Task description
From the listing below, pull out the lines that hold "Chicot".

Data excerpts:

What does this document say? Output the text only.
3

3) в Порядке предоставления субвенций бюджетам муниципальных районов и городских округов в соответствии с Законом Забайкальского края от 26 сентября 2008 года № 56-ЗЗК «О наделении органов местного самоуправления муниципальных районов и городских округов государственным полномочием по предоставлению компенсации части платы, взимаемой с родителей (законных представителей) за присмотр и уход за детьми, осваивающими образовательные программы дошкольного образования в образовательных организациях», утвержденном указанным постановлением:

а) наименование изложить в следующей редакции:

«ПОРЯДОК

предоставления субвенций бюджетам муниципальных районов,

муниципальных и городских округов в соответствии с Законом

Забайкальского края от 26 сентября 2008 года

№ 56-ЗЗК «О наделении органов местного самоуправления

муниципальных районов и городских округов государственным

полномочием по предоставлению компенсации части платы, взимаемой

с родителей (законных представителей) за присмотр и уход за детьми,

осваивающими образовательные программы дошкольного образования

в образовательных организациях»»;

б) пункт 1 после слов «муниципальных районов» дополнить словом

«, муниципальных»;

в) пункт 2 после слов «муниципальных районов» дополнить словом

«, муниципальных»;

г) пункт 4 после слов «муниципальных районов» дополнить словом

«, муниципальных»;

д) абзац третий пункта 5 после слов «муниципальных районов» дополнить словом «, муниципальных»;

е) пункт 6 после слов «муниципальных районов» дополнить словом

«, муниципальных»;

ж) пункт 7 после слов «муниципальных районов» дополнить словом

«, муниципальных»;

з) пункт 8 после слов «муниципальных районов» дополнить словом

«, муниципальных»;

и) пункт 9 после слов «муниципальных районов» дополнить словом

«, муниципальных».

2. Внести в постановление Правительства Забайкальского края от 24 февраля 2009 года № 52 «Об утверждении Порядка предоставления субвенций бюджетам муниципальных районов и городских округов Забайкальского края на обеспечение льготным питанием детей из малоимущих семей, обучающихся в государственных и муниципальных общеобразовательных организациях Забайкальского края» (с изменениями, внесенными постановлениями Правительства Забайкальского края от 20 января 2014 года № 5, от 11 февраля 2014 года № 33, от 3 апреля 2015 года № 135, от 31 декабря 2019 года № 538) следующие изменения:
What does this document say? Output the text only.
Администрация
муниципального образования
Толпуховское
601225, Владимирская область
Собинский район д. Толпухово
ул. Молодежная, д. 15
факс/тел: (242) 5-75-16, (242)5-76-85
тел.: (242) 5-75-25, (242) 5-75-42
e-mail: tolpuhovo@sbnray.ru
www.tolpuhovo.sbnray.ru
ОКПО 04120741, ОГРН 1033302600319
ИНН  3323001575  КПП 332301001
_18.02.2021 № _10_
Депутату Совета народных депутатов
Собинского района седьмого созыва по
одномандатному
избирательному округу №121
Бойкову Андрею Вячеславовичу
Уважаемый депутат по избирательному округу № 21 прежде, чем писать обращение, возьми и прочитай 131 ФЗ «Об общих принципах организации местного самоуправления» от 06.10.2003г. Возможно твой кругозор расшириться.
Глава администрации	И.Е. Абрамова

---

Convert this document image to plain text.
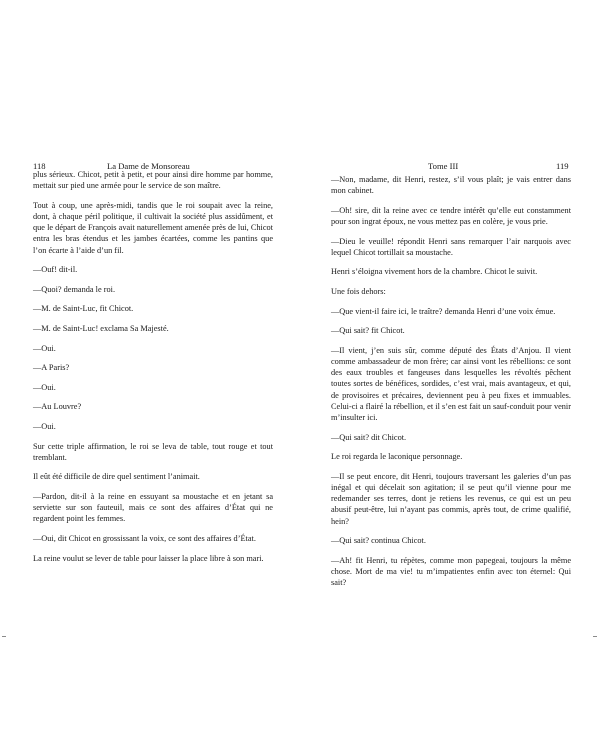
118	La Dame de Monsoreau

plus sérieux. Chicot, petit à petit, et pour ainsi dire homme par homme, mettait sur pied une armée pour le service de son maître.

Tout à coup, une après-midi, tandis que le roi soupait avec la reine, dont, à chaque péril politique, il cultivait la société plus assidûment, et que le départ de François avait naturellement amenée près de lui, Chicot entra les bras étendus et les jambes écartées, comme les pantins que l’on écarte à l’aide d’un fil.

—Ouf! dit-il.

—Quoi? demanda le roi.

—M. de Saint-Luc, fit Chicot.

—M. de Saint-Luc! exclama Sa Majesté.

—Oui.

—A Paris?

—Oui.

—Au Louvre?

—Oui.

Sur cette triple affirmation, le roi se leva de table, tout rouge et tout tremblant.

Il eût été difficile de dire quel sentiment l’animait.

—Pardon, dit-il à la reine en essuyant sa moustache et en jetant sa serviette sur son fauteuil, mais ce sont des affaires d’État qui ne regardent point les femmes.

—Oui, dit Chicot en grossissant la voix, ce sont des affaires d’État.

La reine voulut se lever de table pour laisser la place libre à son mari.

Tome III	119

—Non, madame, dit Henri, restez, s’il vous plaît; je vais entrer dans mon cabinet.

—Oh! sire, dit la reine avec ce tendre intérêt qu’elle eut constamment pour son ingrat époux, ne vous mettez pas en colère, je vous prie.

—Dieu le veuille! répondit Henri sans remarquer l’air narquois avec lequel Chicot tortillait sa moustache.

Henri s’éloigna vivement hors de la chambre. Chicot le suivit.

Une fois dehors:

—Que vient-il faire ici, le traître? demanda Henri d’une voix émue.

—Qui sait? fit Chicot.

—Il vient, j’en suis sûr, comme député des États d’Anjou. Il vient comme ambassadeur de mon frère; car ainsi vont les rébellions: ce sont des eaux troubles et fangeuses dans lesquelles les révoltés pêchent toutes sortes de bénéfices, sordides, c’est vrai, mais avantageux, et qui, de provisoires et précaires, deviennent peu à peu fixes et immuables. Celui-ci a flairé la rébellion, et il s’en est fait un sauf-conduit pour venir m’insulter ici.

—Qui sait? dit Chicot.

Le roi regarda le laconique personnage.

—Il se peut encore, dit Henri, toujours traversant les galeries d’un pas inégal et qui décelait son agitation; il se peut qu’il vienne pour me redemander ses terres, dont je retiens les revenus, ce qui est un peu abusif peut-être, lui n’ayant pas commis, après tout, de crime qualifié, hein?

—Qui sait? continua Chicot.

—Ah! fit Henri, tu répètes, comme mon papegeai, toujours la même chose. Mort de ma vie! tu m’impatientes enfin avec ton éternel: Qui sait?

==

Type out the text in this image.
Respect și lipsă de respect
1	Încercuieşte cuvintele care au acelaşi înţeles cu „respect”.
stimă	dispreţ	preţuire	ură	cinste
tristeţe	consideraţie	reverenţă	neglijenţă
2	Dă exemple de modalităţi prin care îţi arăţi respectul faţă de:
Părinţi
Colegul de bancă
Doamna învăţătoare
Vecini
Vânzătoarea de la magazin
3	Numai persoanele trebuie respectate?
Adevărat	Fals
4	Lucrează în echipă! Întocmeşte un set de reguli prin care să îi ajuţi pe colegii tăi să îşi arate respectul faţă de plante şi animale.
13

Reply
plus sérieux. Chicot, petit à petit, et pour ainsi dire homme par homme, mettait sur pied une armée pour le service de son maître.
Tout à coup, une après-midi, tandis que le roi soupait avec la reine, dont, à chaque péril politique, il cultivait la société plus assidûment, et que le départ de François avait naturellement amenée près de lui, Chicot entra les bras étendus et les jambes écartées, comme les pantins que l’on écarte à l’aide d’un fil.
—M. de Saint-Luc, fit Chicot.
—Oui, dit Chicot en grossissant la voix, ce sont des affaires d’État.
—Dieu le veuille! répondit Henri sans remarquer l’air narquois avec lequel Chicot tortillait sa moustache.
Henri s’éloigna vivement hors de la chambre. Chicot le suivit.
—Qui sait? fit Chicot.
—Qui sait? dit Chicot.
—Qui sait? continua Chicot.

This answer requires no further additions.